## Given task:
Set down, in full, every record in the block.

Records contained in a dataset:
___

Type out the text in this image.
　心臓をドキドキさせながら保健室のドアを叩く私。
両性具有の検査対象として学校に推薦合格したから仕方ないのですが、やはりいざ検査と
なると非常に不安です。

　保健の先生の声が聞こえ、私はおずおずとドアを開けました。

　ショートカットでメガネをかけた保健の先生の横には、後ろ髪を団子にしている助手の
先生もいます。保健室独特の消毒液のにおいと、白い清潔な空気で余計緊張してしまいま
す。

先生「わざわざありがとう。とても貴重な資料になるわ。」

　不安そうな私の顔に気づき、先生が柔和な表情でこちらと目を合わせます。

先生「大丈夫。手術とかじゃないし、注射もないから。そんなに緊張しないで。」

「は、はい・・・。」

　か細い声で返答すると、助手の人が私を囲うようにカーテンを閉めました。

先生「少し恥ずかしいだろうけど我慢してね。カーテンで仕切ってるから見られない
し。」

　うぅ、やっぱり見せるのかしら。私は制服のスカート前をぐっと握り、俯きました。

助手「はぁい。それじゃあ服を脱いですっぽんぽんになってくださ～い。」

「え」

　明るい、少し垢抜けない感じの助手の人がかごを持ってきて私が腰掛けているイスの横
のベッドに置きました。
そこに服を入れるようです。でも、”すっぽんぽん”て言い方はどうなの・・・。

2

___

## Solution to this problem:
Type out the text in this image.
　心臓をドキドキさせながら保健室のドアを叩く私。
両性具有の検査対象として学校に推薦合格したから仕方ないのですが、やはりいざ検査と
なると非常に不安です。

　保健の先生の声が聞こえ、私はおずおずとドアを開けました。

　ショートカットでメガネをかけた保健の先生の横には、後ろ髪を団子にしている助手の
先生もいます。保健室独特の消毒液のにおいと、白い清潔な空気で余計緊張してしまいま
す。

先生「わざわざありがとう。とても貴重な資料になるわ。」

　不安そうな私の顔に気づき、先生が柔和な表情でこちらと目を合わせます。

先生「大丈夫。手術とかじゃないし、注射もないから。そんなに緊張しないで。」

「は、はい・・・。」

　か細い声で返答すると、助手の人が私を囲うようにカーテンを閉めました。

先生「少し恥ずかしいだろうけど我慢してね。カーテンで仕切ってるから見られない
し。」

　うぅ、やっぱり見せるのかしら。私は制服のスカート前をぐっと握り、俯きました。

助手「はぁい。それじゃあ服を脱いですっぽんぽんになってくださ～い。」

「え」

　明るい、少し垢抜けない感じの助手の人がかごを持ってきて私が腰掛けているイスの横
のベッドに置きました。
そこに服を入れるようです。でも、”すっぽんぽん”て言い方はどうなの・・・。

2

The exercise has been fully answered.